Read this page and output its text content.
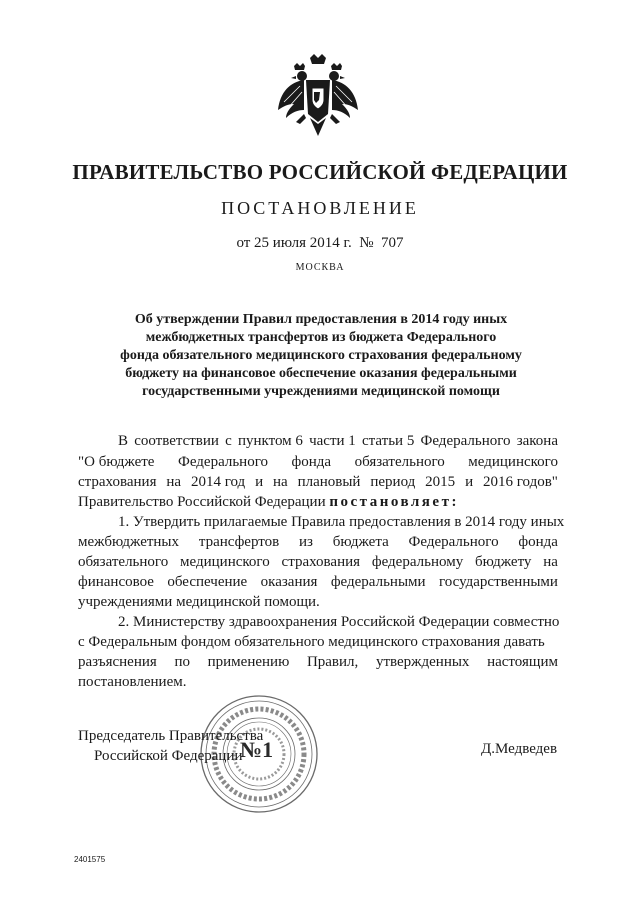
ПРАВИТЕЛЬСТВО РОССИЙСКОЙ ФЕДЕРАЦИИ
ПОСТАНОВЛЕНИЕ
от 25 июля 2014 г.  №  707
МОСКВА
Об утверждении Правил предоставления в 2014 году иных
межбюджетных трансфертов из бюджета Федерального
фонда обязательного медицинского страхования федеральному
бюджету на финансовое обеспечение оказания федеральными
государственными учреждениями медицинской помощи
В соответствии с пунктом 6 части 1 статьи 5 Федерального закона
"О бюджете Федерального фонда обязательного медицинского
страхования на 2014 год и на плановый период 2015 и 2016 годов"
Правительство Российской Федерации постановляет:
1. Утвердить прилагаемые Правила предоставления в 2014 году иных
межбюджетных трансфертов из бюджета Федерального фонда
обязательного медицинского страхования федеральному бюджету на
финансовое обеспечение оказания федеральными государственными
учреждениями медицинской помощи.
2. Министерству здравоохранения Российской Федерации совместно
с Федеральным фондом обязательного медицинского страхования давать
разъяснения по применению Правил, утвержденных настоящим
постановлением.
Председатель Правительства
Российской Федерации
№1	Д.Медведев
2401575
____
The exercise »
For the listing above, identify each line bearing "иных".

Response below »
Об утверждении Правил предоставления в 2014 году иных
1. Утвердить прилагаемые Правила предоставления в 2014 году иных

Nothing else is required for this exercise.